┌─ RECORD EXCERPTS

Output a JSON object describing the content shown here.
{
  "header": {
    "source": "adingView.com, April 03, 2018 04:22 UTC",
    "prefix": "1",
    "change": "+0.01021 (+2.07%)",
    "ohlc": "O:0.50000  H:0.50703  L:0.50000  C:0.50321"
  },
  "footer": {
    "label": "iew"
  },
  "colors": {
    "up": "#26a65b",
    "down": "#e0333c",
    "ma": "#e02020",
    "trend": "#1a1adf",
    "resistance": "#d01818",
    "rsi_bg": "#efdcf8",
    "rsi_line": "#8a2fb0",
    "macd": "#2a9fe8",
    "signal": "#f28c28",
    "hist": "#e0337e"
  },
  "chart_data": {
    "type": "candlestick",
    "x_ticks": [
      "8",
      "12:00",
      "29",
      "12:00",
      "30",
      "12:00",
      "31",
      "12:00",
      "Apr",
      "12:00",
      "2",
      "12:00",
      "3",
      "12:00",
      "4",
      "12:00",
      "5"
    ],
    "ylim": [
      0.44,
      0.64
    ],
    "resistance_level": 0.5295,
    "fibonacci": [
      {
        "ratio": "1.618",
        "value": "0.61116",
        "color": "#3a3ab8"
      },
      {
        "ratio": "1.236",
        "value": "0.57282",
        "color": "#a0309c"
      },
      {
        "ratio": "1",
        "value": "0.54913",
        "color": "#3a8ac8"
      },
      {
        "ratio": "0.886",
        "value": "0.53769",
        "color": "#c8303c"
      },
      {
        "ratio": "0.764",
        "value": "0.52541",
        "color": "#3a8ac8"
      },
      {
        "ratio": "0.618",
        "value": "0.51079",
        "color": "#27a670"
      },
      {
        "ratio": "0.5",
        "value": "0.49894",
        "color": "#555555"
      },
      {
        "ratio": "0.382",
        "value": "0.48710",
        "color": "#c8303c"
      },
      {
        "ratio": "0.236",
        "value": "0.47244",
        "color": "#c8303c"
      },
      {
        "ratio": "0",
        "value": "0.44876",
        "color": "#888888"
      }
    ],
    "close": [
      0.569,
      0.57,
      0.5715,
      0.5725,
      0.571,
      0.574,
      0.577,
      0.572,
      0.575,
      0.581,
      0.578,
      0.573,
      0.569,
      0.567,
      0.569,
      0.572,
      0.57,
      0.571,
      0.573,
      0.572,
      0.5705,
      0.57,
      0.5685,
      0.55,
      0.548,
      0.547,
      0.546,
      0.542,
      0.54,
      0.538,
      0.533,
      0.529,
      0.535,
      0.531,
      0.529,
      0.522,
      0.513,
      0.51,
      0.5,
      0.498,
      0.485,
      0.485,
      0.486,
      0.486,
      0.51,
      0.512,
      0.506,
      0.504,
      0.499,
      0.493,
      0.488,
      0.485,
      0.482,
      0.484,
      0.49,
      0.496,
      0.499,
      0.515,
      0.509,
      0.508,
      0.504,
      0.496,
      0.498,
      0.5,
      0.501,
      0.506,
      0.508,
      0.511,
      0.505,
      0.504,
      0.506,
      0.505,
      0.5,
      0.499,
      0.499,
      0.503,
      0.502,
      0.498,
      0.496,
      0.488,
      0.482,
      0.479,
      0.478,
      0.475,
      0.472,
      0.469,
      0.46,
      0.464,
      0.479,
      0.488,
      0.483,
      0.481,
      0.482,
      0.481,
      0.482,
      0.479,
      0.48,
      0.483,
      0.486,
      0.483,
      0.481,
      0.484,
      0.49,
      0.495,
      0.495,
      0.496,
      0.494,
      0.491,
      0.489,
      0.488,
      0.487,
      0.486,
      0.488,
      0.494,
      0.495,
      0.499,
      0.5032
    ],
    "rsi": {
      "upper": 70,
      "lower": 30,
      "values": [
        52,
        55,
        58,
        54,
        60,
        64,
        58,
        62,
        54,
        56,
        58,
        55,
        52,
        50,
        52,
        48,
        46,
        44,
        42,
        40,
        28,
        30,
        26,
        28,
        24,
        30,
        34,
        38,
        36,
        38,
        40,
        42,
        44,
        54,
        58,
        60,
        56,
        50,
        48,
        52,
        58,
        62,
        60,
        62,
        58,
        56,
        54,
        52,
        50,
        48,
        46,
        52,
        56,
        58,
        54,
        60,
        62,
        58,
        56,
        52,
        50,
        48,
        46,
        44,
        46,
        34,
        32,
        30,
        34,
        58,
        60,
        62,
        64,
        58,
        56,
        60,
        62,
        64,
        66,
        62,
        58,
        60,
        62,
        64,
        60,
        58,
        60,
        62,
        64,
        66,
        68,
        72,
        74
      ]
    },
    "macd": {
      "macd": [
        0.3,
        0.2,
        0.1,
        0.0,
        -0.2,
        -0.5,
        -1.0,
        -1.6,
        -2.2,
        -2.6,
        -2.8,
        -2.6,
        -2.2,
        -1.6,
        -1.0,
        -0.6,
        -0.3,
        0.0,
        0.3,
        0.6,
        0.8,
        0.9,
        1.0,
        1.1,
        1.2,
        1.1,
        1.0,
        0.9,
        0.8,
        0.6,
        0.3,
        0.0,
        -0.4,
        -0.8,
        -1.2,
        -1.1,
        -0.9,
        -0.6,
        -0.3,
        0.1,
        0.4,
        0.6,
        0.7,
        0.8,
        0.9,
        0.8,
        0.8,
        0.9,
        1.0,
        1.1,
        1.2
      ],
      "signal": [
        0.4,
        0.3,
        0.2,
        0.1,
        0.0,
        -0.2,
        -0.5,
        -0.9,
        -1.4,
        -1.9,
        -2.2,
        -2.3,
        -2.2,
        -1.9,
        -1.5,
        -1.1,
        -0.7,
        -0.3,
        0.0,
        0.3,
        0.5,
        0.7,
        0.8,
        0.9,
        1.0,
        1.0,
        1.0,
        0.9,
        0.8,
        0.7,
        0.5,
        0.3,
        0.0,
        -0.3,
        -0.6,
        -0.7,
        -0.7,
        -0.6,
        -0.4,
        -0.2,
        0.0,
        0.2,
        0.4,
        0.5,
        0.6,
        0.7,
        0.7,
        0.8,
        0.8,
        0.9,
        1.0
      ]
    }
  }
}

└─

:: THE REQUEST ::
From the records above, report the count of lines containing "ratio" and nothing more.

:: THE ANSWER ::
10